**Exercise requirements:**
Copy every record word for word.

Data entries
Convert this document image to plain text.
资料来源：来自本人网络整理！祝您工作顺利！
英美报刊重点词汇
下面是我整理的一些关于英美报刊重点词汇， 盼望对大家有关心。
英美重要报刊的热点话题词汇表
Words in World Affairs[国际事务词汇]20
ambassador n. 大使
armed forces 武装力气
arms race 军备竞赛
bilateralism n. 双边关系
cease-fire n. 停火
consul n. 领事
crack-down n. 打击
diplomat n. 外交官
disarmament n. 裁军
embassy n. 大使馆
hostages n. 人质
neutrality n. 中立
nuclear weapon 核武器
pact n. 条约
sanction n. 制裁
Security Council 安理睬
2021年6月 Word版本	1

**Solution for this task:**
Convert this document image to plain text.
资料来源：来自本人网络整理！祝您工作顺利！
英美报刊重点词汇
下面是我整理的一些关于英美报刊重点词汇， 盼望对大家有关心。
英美重要报刊的热点话题词汇表
Words in World Affairs[国际事务词汇]20
ambassador n. 大使
armed forces 武装力气
arms race 军备竞赛
bilateralism n. 双边关系
cease-fire n. 停火
consul n. 领事
crack-down n. 打击
diplomat n. 外交官
disarmament n. 裁军
embassy n. 大使馆
hostages n. 人质
neutrality n. 中立
nuclear weapon 核武器
pact n. 条约
sanction n. 制裁
Security Council 安理睬
2021年6月 Word版本	1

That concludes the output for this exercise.